** BEGIN SUPPLIED RECORDS **

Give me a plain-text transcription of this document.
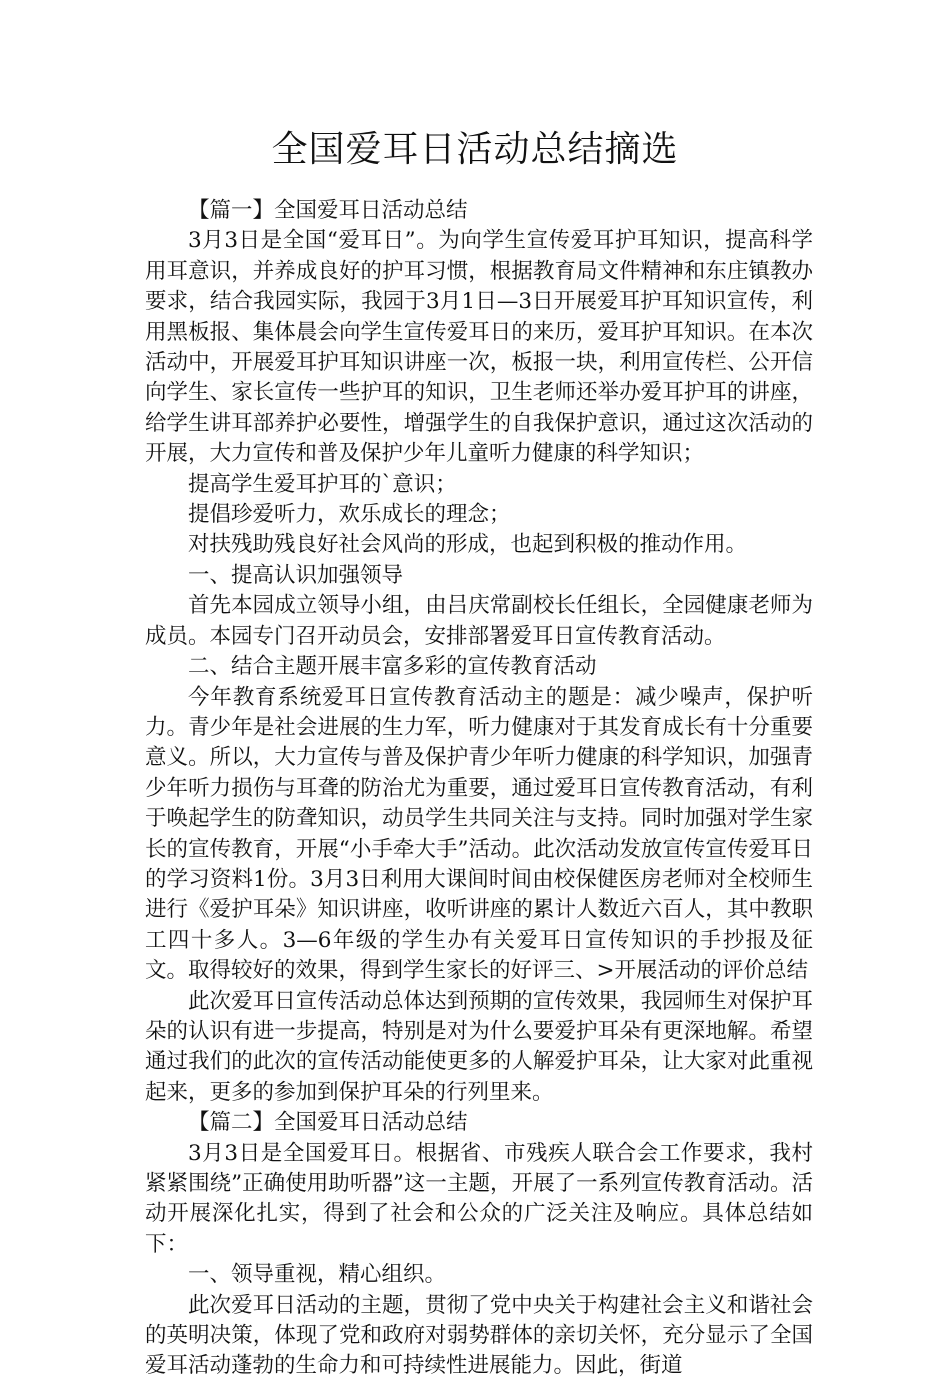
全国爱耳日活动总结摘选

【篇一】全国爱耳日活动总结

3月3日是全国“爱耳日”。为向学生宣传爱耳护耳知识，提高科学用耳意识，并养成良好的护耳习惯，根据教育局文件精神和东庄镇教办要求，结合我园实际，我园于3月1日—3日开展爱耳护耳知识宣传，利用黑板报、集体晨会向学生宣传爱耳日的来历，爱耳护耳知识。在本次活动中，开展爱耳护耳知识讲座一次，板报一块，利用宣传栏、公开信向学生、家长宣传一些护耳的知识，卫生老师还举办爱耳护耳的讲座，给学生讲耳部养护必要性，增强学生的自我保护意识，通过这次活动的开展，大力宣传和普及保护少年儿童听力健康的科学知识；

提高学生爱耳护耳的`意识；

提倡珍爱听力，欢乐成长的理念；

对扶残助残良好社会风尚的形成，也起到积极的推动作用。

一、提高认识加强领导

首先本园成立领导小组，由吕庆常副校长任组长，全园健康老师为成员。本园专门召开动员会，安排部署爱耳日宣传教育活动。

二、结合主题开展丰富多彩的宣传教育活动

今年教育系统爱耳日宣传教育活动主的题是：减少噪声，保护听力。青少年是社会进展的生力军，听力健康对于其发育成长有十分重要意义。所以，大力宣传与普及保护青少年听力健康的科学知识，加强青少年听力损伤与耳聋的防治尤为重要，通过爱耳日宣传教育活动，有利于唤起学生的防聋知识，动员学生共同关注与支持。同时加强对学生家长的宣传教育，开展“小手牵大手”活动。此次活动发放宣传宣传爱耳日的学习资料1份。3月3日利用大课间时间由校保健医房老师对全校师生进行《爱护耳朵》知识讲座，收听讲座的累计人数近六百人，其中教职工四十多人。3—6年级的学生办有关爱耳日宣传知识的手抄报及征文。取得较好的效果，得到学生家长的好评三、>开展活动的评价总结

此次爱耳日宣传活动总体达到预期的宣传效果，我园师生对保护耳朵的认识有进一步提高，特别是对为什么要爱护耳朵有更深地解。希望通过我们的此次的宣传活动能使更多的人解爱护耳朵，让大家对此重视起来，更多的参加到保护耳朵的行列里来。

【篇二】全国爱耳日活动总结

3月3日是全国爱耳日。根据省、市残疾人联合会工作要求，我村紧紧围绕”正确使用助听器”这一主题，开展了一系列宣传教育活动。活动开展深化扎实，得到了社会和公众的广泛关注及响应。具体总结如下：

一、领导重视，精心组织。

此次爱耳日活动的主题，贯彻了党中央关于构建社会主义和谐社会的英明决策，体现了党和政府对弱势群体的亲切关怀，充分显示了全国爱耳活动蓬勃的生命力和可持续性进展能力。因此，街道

** END SUPPLIED RECORDS **
** BEGIN SUPPLIED RECORDS **

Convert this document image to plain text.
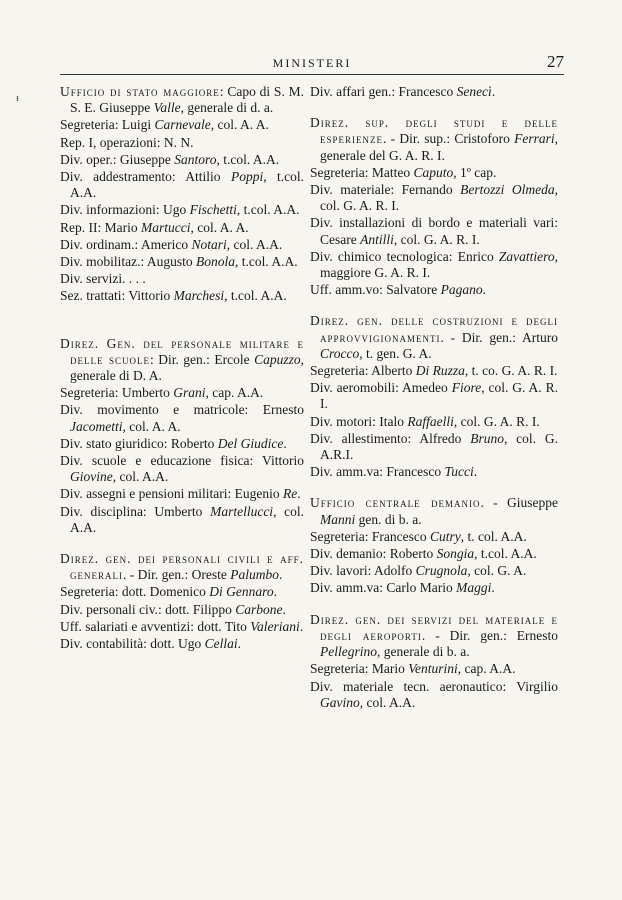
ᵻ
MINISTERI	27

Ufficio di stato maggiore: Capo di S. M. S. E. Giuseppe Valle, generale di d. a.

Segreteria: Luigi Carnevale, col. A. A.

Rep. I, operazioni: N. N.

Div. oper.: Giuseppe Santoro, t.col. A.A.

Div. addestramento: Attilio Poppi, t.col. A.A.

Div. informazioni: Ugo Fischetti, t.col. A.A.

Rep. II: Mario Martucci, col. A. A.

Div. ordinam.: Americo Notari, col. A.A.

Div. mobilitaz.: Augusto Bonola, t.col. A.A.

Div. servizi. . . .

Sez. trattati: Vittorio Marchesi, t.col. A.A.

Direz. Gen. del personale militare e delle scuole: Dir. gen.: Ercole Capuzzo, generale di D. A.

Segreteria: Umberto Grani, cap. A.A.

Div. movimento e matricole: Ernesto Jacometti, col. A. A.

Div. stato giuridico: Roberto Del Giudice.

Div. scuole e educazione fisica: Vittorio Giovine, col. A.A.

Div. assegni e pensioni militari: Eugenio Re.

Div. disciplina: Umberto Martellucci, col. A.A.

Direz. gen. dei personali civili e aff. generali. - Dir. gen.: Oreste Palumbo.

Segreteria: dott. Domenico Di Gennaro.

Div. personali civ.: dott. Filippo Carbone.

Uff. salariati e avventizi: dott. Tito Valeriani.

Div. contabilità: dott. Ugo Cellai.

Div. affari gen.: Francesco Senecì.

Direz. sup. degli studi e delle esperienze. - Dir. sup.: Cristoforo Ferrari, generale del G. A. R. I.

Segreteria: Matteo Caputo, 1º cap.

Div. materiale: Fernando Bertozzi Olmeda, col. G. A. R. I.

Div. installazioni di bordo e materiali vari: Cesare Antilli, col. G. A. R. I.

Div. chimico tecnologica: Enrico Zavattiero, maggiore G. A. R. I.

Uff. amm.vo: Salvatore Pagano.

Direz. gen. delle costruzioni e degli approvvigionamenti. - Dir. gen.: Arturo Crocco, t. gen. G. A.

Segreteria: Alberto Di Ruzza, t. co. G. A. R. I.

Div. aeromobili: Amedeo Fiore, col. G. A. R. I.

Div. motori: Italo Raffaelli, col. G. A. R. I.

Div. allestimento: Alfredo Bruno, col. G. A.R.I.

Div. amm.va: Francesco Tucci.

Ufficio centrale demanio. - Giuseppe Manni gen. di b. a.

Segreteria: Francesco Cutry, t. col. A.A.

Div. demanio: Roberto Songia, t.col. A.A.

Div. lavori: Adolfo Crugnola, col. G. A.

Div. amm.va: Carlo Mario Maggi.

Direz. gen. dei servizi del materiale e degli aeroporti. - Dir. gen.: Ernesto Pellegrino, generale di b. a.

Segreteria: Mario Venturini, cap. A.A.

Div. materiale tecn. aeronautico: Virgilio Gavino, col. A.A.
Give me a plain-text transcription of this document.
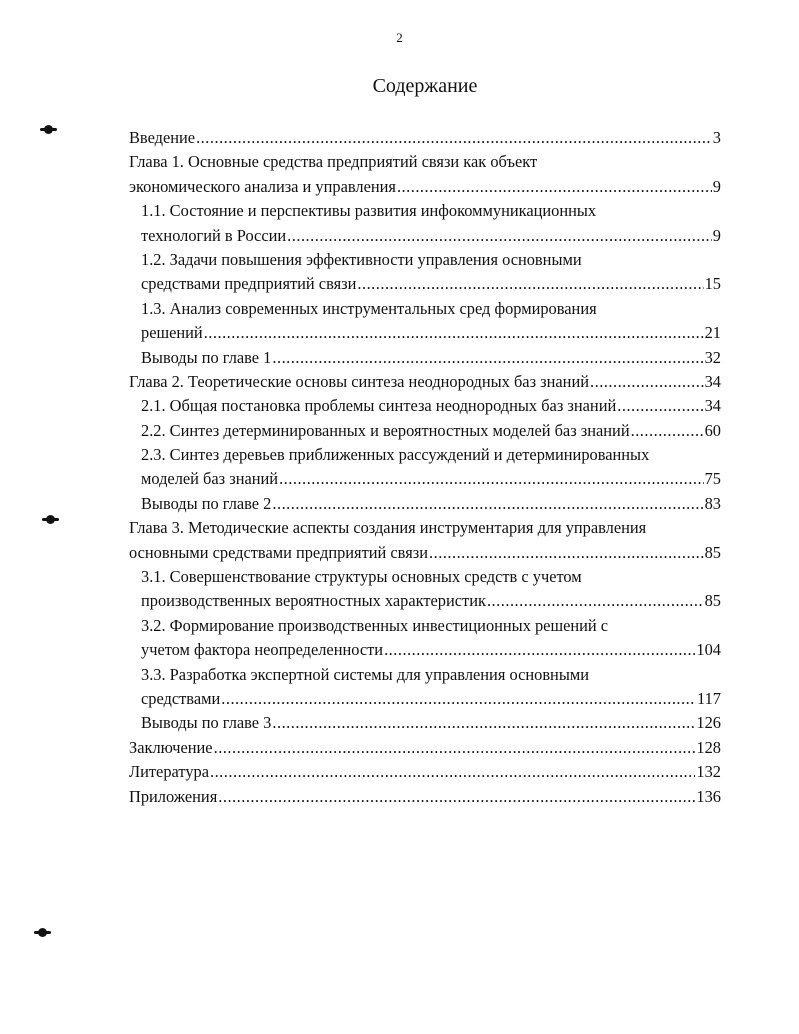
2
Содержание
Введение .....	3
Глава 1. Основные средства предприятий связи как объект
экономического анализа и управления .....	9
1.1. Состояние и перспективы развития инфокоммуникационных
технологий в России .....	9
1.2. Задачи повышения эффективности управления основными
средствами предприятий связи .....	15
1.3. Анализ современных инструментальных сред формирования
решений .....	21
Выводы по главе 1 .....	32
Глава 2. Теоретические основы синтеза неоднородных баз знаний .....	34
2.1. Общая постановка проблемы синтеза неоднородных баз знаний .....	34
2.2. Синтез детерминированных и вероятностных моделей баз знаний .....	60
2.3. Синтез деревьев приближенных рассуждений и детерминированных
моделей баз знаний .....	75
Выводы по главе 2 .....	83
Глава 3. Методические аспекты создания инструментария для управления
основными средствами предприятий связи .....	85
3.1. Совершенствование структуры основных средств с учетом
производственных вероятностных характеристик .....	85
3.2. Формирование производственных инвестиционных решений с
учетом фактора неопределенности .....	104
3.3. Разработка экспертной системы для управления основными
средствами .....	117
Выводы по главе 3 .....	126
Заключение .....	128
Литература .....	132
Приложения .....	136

** END SUPPLIED RECORDS **
** BEGIN SUPPLIED RECORDS **

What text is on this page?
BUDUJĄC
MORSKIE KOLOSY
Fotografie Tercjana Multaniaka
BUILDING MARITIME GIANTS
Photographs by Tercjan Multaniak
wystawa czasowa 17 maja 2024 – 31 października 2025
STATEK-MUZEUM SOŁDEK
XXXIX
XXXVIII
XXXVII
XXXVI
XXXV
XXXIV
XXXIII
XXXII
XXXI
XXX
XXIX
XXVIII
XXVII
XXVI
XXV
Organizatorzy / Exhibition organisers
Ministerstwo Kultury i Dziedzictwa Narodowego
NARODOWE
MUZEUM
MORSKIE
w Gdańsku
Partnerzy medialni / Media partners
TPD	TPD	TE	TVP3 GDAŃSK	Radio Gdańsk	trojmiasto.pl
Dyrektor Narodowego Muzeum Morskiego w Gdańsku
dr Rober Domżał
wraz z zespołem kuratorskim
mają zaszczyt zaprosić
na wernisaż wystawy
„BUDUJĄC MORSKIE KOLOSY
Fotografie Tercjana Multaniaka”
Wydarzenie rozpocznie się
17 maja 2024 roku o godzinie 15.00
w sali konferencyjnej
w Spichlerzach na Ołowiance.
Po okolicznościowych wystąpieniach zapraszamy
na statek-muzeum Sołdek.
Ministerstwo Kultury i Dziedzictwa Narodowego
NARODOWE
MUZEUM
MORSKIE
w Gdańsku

** END SUPPLIED RECORDS **

WHAT IS ASKED: Show the lines that mention the word "управления".

ANSWER TO THE PROBLEM:
экономического анализа и управления .....	9
1.2. Задачи повышения эффективности управления основными
Глава 3. Методические аспекты создания инструментария для управления
3.3. Разработка экспертной системы для управления основными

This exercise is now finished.